**EXERCISE PROMPT:** Repeat exactly, and only, the lines from the one containing "OCR this image." through the end of the records.

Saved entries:
════════════════
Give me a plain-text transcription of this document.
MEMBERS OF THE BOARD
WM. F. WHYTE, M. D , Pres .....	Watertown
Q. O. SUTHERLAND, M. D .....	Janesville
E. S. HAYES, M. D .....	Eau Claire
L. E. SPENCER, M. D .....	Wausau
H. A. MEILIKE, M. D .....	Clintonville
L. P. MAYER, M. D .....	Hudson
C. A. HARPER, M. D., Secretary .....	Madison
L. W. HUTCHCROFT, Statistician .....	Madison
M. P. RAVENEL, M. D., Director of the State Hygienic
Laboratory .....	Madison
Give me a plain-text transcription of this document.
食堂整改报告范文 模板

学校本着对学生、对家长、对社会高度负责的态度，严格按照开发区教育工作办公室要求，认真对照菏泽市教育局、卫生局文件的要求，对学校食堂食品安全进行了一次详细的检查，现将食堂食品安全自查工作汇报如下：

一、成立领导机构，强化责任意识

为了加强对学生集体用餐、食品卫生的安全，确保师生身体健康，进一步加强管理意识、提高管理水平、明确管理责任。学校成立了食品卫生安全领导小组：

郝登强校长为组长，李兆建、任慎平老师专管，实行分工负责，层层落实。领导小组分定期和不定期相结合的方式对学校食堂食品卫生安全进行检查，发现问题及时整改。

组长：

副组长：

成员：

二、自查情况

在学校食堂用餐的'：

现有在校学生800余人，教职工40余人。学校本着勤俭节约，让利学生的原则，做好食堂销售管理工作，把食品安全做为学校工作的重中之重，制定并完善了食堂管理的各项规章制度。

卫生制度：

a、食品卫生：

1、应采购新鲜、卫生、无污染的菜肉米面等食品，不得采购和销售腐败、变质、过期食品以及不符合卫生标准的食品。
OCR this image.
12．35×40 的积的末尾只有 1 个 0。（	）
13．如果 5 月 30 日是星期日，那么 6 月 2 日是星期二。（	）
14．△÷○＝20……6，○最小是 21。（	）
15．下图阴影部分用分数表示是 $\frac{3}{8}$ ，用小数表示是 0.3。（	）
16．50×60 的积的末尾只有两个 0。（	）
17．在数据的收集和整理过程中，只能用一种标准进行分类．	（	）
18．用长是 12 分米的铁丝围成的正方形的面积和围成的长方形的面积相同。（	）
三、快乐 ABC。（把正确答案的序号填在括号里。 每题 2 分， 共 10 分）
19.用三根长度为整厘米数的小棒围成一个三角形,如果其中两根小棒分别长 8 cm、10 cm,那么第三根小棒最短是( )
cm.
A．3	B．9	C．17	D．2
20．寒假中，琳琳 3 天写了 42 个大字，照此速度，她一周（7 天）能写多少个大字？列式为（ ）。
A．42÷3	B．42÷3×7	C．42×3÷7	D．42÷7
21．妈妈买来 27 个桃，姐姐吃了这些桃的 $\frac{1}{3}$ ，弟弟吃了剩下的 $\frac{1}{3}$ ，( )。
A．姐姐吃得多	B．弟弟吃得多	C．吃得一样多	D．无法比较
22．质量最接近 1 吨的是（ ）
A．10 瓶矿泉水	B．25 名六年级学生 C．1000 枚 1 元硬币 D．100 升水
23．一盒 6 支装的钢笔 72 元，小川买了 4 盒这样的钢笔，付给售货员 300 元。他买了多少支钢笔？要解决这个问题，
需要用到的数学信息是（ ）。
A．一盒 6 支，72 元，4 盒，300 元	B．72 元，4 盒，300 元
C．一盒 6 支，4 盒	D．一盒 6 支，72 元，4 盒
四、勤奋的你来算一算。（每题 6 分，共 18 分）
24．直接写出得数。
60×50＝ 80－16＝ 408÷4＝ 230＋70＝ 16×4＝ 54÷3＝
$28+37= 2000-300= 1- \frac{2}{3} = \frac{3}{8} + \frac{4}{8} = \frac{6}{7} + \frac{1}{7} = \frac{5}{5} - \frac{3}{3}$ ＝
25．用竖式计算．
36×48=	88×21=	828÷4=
════════════════
**FULL ANSWER:**
OCR this image.
12．35×40 的积的末尾只有 1 个 0。（	）
13．如果 5 月 30 日是星期日，那么 6 月 2 日是星期二。（	）
14．△÷○＝20……6，○最小是 21。（	）
15．下图阴影部分用分数表示是 $\frac{3}{8}$ ，用小数表示是 0.3。（	）
16．50×60 的积的末尾只有两个 0。（	）
17．在数据的收集和整理过程中，只能用一种标准进行分类．	（	）
18．用长是 12 分米的铁丝围成的正方形的面积和围成的长方形的面积相同。（	）
三、快乐 ABC。（把正确答案的序号填在括号里。 每题 2 分， 共 10 分）
19.用三根长度为整厘米数的小棒围成一个三角形,如果其中两根小棒分别长 8 cm、10 cm,那么第三根小棒最短是( )
cm.
A．3	B．9	C．17	D．2
20．寒假中，琳琳 3 天写了 42 个大字，照此速度，她一周（7 天）能写多少个大字？列式为（ ）。
A．42÷3	B．42÷3×7	C．42×3÷7	D．42÷7
21．妈妈买来 27 个桃，姐姐吃了这些桃的 $\frac{1}{3}$ ，弟弟吃了剩下的 $\frac{1}{3}$ ，( )。
A．姐姐吃得多	B．弟弟吃得多	C．吃得一样多	D．无法比较
22．质量最接近 1 吨的是（ ）
A．10 瓶矿泉水	B．25 名六年级学生 C．1000 枚 1 元硬币 D．100 升水
23．一盒 6 支装的钢笔 72 元，小川买了 4 盒这样的钢笔，付给售货员 300 元。他买了多少支钢笔？要解决这个问题，
需要用到的数学信息是（ ）。
A．一盒 6 支，72 元，4 盒，300 元	B．72 元，4 盒，300 元
C．一盒 6 支，4 盒	D．一盒 6 支，72 元，4 盒
四、勤奋的你来算一算。（每题 6 分，共 18 分）
24．直接写出得数。
60×50＝ 80－16＝ 408÷4＝ 230＋70＝ 16×4＝ 54÷3＝
$28+37= 2000-300= 1- \frac{2}{3} = \frac{3}{8} + \frac{4}{8} = \frac{6}{7} + \frac{1}{7} = \frac{5}{5} - \frac{3}{3}$ ＝
25．用竖式计算．
36×48=	88×21=	828÷4=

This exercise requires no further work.